Each line that holds the word "Региональные" counts once; give the total number of such lines and nothing else.

>> start Material to process

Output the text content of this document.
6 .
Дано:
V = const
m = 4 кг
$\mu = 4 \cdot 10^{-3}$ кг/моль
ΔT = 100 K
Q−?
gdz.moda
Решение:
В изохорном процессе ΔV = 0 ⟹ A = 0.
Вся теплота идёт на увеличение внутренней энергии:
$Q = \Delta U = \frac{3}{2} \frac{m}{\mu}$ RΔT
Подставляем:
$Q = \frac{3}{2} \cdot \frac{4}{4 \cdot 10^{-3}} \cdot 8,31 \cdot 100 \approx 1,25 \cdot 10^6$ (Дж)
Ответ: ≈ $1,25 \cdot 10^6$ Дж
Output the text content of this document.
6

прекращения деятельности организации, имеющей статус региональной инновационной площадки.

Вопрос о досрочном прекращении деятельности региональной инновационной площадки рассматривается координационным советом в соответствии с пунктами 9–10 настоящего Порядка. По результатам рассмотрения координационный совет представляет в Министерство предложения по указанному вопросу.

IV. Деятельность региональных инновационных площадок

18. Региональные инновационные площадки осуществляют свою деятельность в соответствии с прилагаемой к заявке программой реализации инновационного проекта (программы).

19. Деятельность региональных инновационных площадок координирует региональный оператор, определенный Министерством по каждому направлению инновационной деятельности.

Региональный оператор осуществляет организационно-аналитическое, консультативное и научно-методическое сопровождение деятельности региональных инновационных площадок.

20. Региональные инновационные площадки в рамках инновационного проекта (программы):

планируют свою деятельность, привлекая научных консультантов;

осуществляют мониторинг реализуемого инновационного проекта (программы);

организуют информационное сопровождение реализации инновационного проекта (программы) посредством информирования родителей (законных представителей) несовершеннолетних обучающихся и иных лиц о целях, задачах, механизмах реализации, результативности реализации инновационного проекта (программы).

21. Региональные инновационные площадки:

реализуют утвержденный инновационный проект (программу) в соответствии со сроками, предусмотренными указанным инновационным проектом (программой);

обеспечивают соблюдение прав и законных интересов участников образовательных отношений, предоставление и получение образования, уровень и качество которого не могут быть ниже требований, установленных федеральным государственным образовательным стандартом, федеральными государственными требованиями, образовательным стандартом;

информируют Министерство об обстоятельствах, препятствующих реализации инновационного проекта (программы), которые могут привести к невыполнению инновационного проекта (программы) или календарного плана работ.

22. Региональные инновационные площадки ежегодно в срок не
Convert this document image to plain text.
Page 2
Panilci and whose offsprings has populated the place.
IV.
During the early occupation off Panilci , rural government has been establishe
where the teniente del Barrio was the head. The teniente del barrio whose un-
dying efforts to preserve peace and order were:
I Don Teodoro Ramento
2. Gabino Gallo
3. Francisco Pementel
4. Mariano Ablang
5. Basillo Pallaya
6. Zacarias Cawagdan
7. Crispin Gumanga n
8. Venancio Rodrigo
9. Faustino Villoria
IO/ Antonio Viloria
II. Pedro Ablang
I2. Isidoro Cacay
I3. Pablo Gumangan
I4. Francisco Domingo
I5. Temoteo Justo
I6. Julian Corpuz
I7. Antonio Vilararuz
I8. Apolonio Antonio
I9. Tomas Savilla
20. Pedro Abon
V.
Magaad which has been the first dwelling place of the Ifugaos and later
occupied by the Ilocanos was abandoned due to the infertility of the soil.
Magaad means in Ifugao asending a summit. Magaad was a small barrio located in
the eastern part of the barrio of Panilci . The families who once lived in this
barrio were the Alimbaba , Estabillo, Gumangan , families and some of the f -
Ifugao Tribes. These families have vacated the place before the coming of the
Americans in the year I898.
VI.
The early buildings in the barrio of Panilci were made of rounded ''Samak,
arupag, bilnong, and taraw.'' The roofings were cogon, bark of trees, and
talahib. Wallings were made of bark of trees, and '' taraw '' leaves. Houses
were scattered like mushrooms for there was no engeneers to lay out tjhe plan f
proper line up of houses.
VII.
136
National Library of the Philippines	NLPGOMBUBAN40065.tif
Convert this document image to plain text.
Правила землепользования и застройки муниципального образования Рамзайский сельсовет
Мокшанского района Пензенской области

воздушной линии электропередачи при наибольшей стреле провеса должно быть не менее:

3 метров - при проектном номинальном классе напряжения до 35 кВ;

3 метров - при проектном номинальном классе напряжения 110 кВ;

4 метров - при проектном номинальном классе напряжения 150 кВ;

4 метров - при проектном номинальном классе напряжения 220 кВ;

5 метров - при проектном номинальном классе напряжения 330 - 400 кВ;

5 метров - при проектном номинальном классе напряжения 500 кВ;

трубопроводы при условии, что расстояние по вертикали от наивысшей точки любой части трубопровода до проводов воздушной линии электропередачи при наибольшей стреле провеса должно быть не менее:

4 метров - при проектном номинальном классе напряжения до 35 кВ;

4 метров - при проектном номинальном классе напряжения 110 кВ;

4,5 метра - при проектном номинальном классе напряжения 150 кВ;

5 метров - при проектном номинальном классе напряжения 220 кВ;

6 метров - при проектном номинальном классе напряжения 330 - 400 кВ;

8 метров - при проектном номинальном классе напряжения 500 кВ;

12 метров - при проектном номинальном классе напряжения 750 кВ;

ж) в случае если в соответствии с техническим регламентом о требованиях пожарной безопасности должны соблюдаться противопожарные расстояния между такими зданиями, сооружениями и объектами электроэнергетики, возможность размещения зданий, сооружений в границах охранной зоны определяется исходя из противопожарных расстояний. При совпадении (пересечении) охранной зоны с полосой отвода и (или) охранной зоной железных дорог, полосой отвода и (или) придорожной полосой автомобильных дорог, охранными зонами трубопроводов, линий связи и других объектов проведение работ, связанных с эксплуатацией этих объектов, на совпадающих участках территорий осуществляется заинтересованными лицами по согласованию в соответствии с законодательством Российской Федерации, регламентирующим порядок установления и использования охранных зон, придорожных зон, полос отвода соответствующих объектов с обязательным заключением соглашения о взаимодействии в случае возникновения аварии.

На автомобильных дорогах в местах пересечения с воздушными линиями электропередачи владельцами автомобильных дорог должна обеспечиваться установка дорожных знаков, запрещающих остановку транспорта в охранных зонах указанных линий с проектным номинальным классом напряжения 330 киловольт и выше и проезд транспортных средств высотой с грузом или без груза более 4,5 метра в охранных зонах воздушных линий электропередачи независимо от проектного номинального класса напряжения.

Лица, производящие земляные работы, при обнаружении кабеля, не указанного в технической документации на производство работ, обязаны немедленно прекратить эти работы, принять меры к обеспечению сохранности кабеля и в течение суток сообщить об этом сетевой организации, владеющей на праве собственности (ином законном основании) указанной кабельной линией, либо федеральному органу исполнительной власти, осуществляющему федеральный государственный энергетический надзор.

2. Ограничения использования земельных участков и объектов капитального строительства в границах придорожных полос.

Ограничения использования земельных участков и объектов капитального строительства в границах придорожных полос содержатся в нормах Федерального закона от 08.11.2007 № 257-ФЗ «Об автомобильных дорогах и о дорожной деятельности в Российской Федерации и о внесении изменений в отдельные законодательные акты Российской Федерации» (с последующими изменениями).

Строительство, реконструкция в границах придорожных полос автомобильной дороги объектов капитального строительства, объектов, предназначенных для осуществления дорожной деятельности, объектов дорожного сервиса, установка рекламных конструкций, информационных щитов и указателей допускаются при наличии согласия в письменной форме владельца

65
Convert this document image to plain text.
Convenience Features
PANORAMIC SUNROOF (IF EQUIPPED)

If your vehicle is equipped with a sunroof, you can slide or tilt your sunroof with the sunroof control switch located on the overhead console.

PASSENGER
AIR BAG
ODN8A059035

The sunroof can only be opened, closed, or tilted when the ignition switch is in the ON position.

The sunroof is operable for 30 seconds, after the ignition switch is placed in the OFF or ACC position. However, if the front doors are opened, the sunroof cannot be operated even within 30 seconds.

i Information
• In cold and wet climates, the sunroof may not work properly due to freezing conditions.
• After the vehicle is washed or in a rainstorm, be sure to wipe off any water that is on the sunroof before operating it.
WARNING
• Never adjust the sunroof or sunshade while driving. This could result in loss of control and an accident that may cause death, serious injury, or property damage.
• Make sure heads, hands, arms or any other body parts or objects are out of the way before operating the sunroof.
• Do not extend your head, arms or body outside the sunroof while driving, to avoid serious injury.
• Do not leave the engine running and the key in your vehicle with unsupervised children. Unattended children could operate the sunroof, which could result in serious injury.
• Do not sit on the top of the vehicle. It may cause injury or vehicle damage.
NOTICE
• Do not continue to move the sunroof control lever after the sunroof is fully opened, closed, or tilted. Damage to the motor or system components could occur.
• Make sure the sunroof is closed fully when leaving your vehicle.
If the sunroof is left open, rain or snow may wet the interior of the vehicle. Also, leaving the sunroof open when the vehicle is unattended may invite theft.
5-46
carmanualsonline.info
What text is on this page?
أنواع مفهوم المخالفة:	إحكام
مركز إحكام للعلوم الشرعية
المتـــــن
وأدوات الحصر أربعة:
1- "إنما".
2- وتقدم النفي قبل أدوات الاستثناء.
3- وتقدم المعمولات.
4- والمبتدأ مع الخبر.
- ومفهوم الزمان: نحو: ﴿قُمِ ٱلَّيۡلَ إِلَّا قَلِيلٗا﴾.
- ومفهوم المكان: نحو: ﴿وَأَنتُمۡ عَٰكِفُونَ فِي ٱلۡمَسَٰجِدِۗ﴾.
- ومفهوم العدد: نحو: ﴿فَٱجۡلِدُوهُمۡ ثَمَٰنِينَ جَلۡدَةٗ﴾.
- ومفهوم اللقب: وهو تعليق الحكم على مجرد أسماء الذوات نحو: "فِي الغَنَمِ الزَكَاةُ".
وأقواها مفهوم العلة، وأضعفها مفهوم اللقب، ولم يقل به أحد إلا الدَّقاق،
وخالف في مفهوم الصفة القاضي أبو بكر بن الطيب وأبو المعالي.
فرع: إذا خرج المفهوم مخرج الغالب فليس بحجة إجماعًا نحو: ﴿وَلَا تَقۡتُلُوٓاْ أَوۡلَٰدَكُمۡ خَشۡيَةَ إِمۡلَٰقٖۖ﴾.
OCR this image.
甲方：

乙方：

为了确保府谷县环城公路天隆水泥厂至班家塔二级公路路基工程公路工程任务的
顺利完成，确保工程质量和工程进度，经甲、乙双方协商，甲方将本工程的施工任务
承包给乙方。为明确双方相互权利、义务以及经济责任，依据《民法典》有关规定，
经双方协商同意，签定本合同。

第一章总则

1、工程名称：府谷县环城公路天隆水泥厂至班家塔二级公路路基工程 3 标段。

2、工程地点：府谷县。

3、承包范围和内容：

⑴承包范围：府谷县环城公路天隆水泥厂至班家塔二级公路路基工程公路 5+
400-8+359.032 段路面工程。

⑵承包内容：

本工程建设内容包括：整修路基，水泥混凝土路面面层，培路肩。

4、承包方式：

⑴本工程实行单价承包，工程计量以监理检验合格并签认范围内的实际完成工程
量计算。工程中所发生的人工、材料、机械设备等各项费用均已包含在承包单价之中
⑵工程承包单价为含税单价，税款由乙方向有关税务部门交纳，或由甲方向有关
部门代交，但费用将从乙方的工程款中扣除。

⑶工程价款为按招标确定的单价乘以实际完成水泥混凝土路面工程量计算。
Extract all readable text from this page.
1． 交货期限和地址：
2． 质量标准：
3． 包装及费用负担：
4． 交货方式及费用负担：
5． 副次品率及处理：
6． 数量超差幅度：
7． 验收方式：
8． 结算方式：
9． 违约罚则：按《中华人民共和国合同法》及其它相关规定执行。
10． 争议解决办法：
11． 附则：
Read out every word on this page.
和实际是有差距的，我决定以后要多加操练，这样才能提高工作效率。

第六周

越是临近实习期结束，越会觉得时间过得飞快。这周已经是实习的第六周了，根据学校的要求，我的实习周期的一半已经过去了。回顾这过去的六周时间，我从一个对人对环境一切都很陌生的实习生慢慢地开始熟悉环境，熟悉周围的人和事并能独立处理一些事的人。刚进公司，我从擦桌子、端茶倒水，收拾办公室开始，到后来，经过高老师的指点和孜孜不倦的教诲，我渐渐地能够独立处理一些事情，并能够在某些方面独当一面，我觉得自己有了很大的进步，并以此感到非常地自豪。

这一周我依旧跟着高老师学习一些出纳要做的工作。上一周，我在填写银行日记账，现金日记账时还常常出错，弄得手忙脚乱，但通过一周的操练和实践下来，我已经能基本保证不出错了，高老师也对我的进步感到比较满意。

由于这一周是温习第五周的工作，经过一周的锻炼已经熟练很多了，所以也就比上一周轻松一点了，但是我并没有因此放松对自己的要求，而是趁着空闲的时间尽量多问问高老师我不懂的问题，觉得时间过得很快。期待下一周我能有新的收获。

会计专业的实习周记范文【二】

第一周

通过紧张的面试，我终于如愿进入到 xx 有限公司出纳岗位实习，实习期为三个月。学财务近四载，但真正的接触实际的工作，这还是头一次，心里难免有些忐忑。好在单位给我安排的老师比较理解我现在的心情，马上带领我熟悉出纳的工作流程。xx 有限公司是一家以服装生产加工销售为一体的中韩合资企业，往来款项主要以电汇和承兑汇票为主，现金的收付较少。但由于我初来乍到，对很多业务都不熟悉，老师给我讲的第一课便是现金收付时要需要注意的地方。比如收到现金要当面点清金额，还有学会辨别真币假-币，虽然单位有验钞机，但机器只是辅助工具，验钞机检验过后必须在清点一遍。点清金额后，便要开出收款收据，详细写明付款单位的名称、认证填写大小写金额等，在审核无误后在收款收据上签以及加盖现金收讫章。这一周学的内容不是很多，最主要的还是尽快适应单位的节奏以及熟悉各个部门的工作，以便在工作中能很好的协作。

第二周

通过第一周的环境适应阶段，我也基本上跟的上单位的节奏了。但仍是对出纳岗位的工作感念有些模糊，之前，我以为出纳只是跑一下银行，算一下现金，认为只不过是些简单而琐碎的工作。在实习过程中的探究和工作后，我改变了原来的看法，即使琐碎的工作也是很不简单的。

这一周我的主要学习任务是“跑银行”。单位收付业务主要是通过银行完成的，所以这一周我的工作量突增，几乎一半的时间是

>> end Material to process

> [Task answer]: 4